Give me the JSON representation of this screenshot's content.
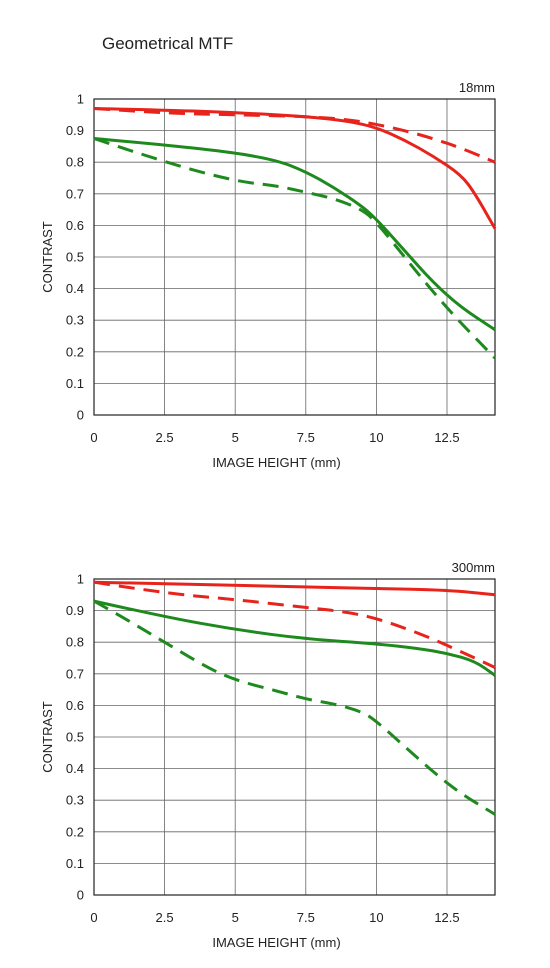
{
  "title": "Geometrical MTF",
  "colors": {
    "sagittal_red": "#e8231c",
    "green": "#1e8a1e",
    "grid": "#666666",
    "frame": "#222222"
  },
  "chart_data": [
    {
      "type": "line",
      "title": "18mm",
      "xlabel": "IMAGE HEIGHT (mm)",
      "ylabel": "CONTRAST",
      "xlim": [
        0,
        14.2
      ],
      "ylim": [
        0,
        1
      ],
      "xticks": [
        "0",
        "2.5",
        "5",
        "7.5",
        "10",
        "12.5"
      ],
      "yticks": [
        "0",
        "0.1",
        "0.2",
        "0.3",
        "0.4",
        "0.5",
        "0.6",
        "0.7",
        "0.8",
        "0.9",
        "1"
      ],
      "grid": true,
      "series": [
        {
          "color": "#e8231c",
          "style": "solid",
          "x": [
            0,
            2.5,
            5,
            7.5,
            9,
            10,
            11,
            12,
            13,
            13.5,
            14.2
          ],
          "y": [
            0.97,
            0.965,
            0.957,
            0.945,
            0.93,
            0.91,
            0.87,
            0.82,
            0.76,
            0.7,
            0.59
          ]
        },
        {
          "color": "#e8231c",
          "style": "dashed",
          "x": [
            0,
            2.5,
            5,
            7.5,
            9,
            10,
            11,
            12,
            13,
            14.2
          ],
          "y": [
            0.97,
            0.955,
            0.95,
            0.945,
            0.935,
            0.92,
            0.9,
            0.875,
            0.845,
            0.8
          ]
        },
        {
          "color": "#1e8a1e",
          "style": "solid",
          "x": [
            0,
            2.5,
            5,
            6.5,
            7.5,
            8.5,
            9.5,
            10,
            11,
            12,
            13,
            14.2
          ],
          "y": [
            0.875,
            0.855,
            0.83,
            0.805,
            0.77,
            0.72,
            0.66,
            0.62,
            0.52,
            0.42,
            0.34,
            0.27
          ]
        },
        {
          "color": "#1e8a1e",
          "style": "dashed",
          "x": [
            0,
            2.5,
            5,
            6.5,
            7.5,
            8.5,
            9.5,
            10,
            11,
            12,
            13,
            14.2
          ],
          "y": [
            0.875,
            0.8,
            0.74,
            0.725,
            0.705,
            0.685,
            0.65,
            0.61,
            0.5,
            0.39,
            0.29,
            0.18
          ]
        }
      ]
    },
    {
      "type": "line",
      "title": "300mm",
      "xlabel": "IMAGE HEIGHT (mm)",
      "ylabel": "CONTRAST",
      "xlim": [
        0,
        14.2
      ],
      "ylim": [
        0,
        1
      ],
      "xticks": [
        "0",
        "2.5",
        "5",
        "7.5",
        "10",
        "12.5"
      ],
      "yticks": [
        "0",
        "0.1",
        "0.2",
        "0.3",
        "0.4",
        "0.5",
        "0.6",
        "0.7",
        "0.8",
        "0.9",
        "1"
      ],
      "grid": true,
      "series": [
        {
          "color": "#e8231c",
          "style": "solid",
          "x": [
            0,
            2.5,
            5,
            7.5,
            10,
            12.5,
            14.2
          ],
          "y": [
            0.99,
            0.985,
            0.98,
            0.975,
            0.97,
            0.965,
            0.95
          ]
        },
        {
          "color": "#e8231c",
          "style": "dashed",
          "x": [
            0,
            2.5,
            5,
            7.5,
            9,
            10,
            11,
            12,
            13,
            14.2
          ],
          "y": [
            0.99,
            0.955,
            0.935,
            0.91,
            0.895,
            0.875,
            0.845,
            0.81,
            0.77,
            0.72
          ]
        },
        {
          "color": "#1e8a1e",
          "style": "solid",
          "x": [
            0,
            2.5,
            5,
            7.5,
            10,
            11.5,
            12.5,
            13.5,
            14.2
          ],
          "y": [
            0.93,
            0.88,
            0.84,
            0.81,
            0.795,
            0.78,
            0.765,
            0.74,
            0.695
          ]
        },
        {
          "color": "#1e8a1e",
          "style": "dashed",
          "x": [
            0,
            1,
            2.5,
            4,
            5,
            6.5,
            7.5,
            8.5,
            9.5,
            10,
            11,
            12,
            13,
            14.2
          ],
          "y": [
            0.93,
            0.88,
            0.8,
            0.72,
            0.68,
            0.645,
            0.62,
            0.605,
            0.58,
            0.55,
            0.47,
            0.39,
            0.32,
            0.255
          ]
        }
      ]
    }
  ]
}
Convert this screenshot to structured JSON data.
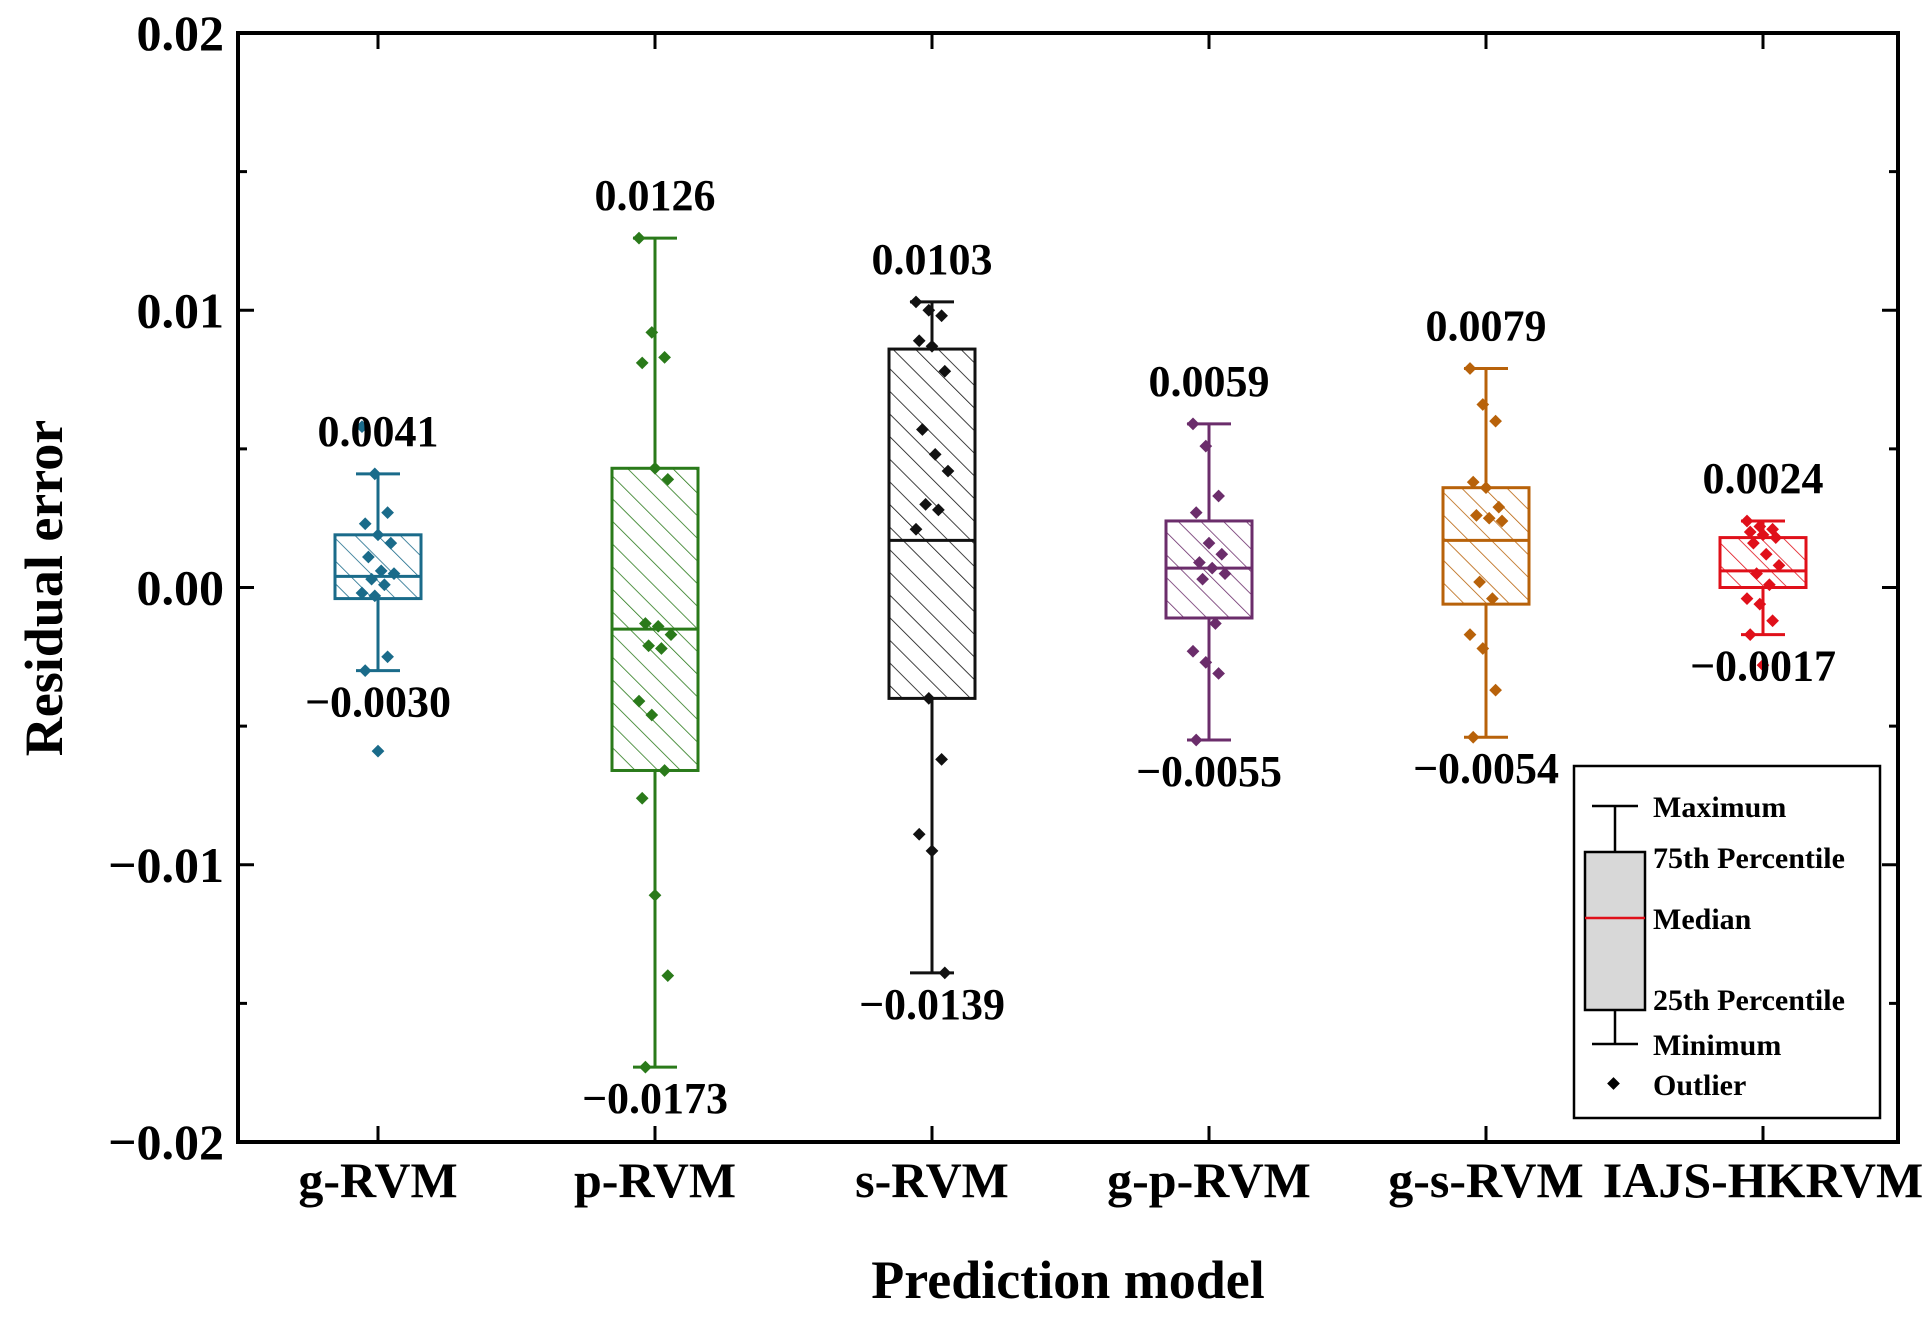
{
  "chart_data": {
    "type": "box",
    "title": "",
    "xlabel": "Prediction model",
    "ylabel": "Residual error",
    "ylim": [
      -0.02,
      0.02
    ],
    "yticks": [
      {
        "value": 0.02,
        "label": "0.02"
      },
      {
        "value": 0.01,
        "label": "0.01"
      },
      {
        "value": 0.0,
        "label": "0.00"
      },
      {
        "value": -0.01,
        "label": "−0.01"
      },
      {
        "value": -0.02,
        "label": "−0.02"
      }
    ],
    "categories": [
      "g-RVM",
      "p-RVM",
      "s-RVM",
      "g-p-RVM",
      "g-s-RVM",
      "IAJS-HKRVM"
    ],
    "series": [
      {
        "name": "g-RVM",
        "color": "#1a6b8a",
        "min": -0.003,
        "q1": -0.0004,
        "median": 0.0004,
        "q3": 0.0019,
        "max": 0.0041,
        "max_label": "0.0041",
        "min_label": "−0.0030",
        "points": [
          0.0058,
          0.0041,
          0.0027,
          0.0023,
          0.0019,
          0.0016,
          0.0011,
          0.0006,
          0.0005,
          0.0003,
          0.0001,
          -0.0002,
          -0.0003,
          -0.0025,
          -0.003,
          -0.0059
        ]
      },
      {
        "name": "p-RVM",
        "color": "#2a7a1a",
        "min": -0.0173,
        "q1": -0.0066,
        "median": -0.0015,
        "q3": 0.0043,
        "max": 0.0126,
        "max_label": "0.0126",
        "min_label": "−0.0173",
        "points": [
          0.0126,
          0.0092,
          0.0083,
          0.0081,
          0.0043,
          0.0039,
          -0.0013,
          -0.0014,
          -0.0017,
          -0.0021,
          -0.0022,
          -0.0041,
          -0.0046,
          -0.0066,
          -0.0076,
          -0.0111,
          -0.014,
          -0.0173
        ]
      },
      {
        "name": "s-RVM",
        "color": "#111111",
        "min": -0.0139,
        "q1": -0.004,
        "median": 0.0017,
        "q3": 0.0086,
        "max": 0.0103,
        "max_label": "0.0103",
        "min_label": "−0.0139",
        "points": [
          0.0103,
          0.01,
          0.0098,
          0.0089,
          0.0087,
          0.0078,
          0.0057,
          0.0048,
          0.0042,
          0.003,
          0.0028,
          0.0021,
          -0.004,
          -0.0062,
          -0.0089,
          -0.0095,
          -0.0139
        ]
      },
      {
        "name": "g-p-RVM",
        "color": "#6b2d6b",
        "min": -0.0055,
        "q1": -0.0011,
        "median": 0.0007,
        "q3": 0.0024,
        "max": 0.0059,
        "max_label": "0.0059",
        "min_label": "−0.0055",
        "points": [
          0.0059,
          0.0051,
          0.0033,
          0.0027,
          0.0016,
          0.0012,
          0.0009,
          0.0007,
          0.0005,
          0.0003,
          -0.0013,
          -0.0023,
          -0.0027,
          -0.0031,
          -0.0055
        ]
      },
      {
        "name": "g-s-RVM",
        "color": "#b8620a",
        "min": -0.0054,
        "q1": -0.0006,
        "median": 0.0017,
        "q3": 0.0036,
        "max": 0.0079,
        "max_label": "0.0079",
        "min_label": "−0.0054",
        "points": [
          0.0079,
          0.0066,
          0.006,
          0.0038,
          0.0036,
          0.0029,
          0.0026,
          0.0025,
          0.0024,
          0.0002,
          -0.0004,
          -0.0017,
          -0.0022,
          -0.0037,
          -0.0054
        ]
      },
      {
        "name": "IAJS-HKRVM",
        "color": "#e0101a",
        "min": -0.0017,
        "q1": 0.0,
        "median": 0.0006,
        "q3": 0.0018,
        "max": 0.0024,
        "max_label": "0.0024",
        "min_label": "−0.0017",
        "points": [
          0.0024,
          0.0022,
          0.0021,
          0.002,
          0.0019,
          0.0018,
          0.0016,
          0.0012,
          0.0008,
          0.0005,
          0.0001,
          -0.0004,
          -0.0006,
          -0.0012,
          -0.0017,
          -0.0028
        ]
      }
    ],
    "legend": {
      "position": "bottom-right",
      "items": [
        "Maximum",
        "75th Percentile",
        "Median",
        "25th Percentile",
        "Minimum",
        "Outlier"
      ]
    }
  }
}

────

* _INSTRUCTION_: Identify and copy the lines holding the word "value".

* _THE ANSWER_:
        "value": 0.02,
        "value": 0.01,
        "value": 0.0,
        "value": -0.01,
        "value": -0.02,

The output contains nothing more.